**Your objective**
In the records that follow, locate every line with "text" and extract it.

**Supplied data**
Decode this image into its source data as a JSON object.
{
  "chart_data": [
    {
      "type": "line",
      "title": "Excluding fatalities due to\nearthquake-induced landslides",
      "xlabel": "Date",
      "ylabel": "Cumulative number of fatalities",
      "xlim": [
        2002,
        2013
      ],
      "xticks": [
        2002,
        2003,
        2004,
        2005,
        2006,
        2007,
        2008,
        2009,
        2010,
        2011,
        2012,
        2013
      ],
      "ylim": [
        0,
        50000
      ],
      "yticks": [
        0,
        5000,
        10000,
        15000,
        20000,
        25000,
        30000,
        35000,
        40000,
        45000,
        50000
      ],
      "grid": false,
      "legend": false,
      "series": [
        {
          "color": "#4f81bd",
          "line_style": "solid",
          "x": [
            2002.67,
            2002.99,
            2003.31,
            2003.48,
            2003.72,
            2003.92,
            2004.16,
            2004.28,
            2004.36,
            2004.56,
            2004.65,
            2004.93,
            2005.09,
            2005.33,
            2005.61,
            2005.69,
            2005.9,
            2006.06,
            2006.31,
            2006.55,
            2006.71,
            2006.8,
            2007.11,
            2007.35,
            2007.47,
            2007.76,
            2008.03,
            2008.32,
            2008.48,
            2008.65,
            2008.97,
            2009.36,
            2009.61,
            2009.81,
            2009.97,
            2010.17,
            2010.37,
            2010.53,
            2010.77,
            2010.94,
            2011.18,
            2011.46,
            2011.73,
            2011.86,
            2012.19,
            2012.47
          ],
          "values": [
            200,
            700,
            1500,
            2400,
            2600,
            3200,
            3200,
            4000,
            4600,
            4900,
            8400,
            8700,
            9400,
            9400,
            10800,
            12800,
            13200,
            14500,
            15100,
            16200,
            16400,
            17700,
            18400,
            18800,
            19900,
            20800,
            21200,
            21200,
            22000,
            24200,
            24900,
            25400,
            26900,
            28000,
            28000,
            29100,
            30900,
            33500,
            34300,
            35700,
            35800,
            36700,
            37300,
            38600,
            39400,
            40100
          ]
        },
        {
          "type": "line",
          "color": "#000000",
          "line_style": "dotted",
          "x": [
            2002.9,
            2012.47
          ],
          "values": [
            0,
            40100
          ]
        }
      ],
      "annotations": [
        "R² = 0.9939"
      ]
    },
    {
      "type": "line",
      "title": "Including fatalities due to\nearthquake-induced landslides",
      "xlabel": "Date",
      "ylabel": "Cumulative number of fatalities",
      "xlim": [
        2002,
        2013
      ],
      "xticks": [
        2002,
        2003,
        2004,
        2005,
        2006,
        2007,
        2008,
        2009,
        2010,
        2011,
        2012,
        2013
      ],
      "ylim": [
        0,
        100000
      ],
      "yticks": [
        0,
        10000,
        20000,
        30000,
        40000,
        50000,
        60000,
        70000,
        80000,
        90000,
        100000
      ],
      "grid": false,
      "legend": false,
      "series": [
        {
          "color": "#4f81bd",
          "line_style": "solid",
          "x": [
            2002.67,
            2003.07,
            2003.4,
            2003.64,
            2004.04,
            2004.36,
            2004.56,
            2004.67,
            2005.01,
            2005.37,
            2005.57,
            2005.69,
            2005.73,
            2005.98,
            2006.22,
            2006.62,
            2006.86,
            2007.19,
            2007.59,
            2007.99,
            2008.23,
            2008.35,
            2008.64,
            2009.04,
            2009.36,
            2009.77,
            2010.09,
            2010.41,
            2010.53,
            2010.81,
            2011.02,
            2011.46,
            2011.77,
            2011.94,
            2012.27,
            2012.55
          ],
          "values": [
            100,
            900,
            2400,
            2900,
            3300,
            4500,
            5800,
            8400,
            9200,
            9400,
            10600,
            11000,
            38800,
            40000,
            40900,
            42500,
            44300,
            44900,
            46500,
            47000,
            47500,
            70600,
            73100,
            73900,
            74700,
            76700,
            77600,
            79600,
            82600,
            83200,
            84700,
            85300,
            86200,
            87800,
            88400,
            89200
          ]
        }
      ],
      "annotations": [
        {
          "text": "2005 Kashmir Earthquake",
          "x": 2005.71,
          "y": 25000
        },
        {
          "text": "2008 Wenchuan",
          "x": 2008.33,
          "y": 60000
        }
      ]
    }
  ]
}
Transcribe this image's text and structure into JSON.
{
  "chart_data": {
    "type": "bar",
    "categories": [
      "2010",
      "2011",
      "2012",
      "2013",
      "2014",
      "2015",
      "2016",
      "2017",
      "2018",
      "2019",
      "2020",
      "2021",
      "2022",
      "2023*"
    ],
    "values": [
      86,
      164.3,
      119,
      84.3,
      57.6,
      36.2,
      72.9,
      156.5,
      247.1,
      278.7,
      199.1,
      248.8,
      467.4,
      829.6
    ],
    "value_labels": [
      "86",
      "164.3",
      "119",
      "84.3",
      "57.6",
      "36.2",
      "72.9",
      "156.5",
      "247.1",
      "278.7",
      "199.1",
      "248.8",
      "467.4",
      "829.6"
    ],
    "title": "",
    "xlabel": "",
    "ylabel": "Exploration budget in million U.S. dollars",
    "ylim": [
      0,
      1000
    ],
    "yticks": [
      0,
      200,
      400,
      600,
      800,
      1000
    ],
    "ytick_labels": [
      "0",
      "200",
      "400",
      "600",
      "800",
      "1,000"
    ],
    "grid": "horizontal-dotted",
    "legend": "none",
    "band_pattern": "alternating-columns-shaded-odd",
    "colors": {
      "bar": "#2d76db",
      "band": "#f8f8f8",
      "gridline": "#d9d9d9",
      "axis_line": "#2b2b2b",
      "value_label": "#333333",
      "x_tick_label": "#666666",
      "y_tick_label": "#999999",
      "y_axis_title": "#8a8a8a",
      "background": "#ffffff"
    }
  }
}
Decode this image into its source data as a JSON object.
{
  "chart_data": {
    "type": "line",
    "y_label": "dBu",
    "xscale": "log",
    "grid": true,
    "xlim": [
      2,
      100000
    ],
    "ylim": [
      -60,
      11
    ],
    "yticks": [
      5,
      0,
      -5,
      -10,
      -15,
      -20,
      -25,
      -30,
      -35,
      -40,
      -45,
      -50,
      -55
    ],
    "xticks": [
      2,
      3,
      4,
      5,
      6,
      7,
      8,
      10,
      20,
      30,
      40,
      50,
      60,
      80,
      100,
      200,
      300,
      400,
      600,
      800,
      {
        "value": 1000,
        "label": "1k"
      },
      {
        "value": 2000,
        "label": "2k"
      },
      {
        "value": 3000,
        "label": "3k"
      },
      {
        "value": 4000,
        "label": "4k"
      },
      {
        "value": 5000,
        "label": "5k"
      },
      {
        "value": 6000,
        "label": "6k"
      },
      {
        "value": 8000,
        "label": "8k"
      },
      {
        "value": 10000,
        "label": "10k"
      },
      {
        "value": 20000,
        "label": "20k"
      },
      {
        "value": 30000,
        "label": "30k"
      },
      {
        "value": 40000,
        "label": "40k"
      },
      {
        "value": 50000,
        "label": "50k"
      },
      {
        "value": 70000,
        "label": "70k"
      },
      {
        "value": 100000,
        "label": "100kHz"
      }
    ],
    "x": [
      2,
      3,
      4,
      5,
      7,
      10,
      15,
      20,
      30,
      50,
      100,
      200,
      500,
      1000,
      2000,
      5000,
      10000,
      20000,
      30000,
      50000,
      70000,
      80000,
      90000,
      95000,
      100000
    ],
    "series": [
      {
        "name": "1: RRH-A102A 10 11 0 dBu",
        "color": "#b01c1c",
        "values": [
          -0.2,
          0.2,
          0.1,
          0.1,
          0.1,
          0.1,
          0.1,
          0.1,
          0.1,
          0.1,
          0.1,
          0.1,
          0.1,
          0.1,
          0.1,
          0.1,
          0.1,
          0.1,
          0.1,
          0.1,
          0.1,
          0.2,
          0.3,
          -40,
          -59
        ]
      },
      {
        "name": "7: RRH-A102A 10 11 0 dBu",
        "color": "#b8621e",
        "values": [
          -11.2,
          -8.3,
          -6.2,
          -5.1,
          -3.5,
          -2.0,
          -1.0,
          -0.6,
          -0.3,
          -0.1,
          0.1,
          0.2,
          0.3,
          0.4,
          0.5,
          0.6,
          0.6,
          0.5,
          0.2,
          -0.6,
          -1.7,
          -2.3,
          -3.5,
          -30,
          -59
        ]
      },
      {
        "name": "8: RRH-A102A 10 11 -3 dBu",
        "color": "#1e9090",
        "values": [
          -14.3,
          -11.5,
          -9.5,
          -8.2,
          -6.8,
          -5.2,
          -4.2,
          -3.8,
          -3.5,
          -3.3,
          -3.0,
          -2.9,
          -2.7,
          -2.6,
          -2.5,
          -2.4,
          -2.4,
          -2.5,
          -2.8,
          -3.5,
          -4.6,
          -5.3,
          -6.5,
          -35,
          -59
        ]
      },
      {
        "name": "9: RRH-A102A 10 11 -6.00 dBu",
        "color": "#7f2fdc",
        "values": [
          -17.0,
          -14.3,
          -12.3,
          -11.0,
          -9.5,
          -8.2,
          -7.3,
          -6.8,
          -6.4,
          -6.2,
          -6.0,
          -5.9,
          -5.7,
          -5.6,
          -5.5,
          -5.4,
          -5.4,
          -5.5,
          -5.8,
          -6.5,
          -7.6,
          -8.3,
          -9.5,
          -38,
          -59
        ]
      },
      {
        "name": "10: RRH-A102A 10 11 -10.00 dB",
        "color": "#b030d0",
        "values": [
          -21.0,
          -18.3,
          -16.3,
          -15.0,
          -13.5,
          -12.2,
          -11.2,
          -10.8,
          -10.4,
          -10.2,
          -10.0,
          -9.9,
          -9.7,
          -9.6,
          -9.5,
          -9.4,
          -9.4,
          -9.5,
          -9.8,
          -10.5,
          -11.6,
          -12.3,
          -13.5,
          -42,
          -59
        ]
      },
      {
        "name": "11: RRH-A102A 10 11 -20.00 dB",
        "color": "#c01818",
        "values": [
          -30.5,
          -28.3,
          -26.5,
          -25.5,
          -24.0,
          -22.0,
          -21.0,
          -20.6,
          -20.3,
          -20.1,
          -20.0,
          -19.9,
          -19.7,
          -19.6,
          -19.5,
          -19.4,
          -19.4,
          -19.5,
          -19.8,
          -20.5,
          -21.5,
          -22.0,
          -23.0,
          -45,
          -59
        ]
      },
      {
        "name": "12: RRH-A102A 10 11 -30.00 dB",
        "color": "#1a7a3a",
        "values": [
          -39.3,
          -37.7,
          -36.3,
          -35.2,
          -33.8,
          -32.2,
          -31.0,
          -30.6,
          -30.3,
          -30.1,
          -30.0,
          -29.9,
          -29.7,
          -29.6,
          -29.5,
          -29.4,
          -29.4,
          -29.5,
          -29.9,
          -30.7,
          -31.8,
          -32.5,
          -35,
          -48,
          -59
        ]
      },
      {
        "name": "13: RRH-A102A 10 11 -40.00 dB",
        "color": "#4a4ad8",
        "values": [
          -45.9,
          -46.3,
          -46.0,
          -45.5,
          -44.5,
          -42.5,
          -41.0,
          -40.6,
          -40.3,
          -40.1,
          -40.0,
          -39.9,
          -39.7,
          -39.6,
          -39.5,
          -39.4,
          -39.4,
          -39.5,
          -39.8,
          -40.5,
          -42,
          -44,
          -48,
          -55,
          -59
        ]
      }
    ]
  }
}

**Task answer**
          "text": "2005 Kashmir Earthquake",
          "text": "2008 Wenchuan",
Transcribe this image's text and structure into JSON.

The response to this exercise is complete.